Data provided:

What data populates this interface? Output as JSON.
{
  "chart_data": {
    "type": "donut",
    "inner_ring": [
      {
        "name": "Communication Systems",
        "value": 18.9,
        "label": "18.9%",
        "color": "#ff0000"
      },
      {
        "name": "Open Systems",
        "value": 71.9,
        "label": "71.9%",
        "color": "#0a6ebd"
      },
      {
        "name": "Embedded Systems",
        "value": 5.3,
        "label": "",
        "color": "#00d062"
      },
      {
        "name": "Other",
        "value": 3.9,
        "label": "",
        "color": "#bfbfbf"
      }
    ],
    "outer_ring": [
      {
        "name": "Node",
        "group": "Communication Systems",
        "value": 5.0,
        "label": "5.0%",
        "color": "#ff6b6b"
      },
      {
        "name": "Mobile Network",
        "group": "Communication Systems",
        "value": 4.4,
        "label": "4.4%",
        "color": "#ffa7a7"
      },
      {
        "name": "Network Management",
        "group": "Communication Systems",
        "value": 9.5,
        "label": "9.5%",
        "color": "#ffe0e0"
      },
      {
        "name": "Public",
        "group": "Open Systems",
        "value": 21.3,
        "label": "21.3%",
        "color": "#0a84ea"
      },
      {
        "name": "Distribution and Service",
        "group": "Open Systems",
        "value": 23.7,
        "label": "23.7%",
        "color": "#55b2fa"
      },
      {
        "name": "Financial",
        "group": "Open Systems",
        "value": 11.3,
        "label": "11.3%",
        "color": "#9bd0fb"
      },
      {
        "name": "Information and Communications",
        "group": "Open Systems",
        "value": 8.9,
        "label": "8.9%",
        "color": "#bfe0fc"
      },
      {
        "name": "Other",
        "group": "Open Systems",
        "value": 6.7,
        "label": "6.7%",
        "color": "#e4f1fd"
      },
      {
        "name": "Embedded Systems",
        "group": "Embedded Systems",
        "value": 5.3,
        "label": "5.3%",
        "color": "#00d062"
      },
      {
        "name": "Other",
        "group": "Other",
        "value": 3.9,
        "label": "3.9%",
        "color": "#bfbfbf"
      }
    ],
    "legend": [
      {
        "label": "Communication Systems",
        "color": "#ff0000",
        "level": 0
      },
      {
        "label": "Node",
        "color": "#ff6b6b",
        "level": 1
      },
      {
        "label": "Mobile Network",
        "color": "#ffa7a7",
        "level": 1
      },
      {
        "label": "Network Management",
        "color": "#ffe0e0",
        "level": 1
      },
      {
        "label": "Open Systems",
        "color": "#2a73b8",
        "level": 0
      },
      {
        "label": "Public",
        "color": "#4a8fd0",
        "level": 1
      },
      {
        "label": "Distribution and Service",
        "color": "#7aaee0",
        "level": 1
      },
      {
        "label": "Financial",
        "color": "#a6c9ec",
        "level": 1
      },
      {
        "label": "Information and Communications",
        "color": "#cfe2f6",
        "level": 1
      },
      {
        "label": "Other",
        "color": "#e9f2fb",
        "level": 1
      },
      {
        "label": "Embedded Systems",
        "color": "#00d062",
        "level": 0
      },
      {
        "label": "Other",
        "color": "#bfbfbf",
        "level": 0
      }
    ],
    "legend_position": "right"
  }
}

What to do:
Filter the data for the string "Service" and copy every line that has it.

Expected answer:
        "name": "Distribution and Service",
        "label": "Distribution and Service",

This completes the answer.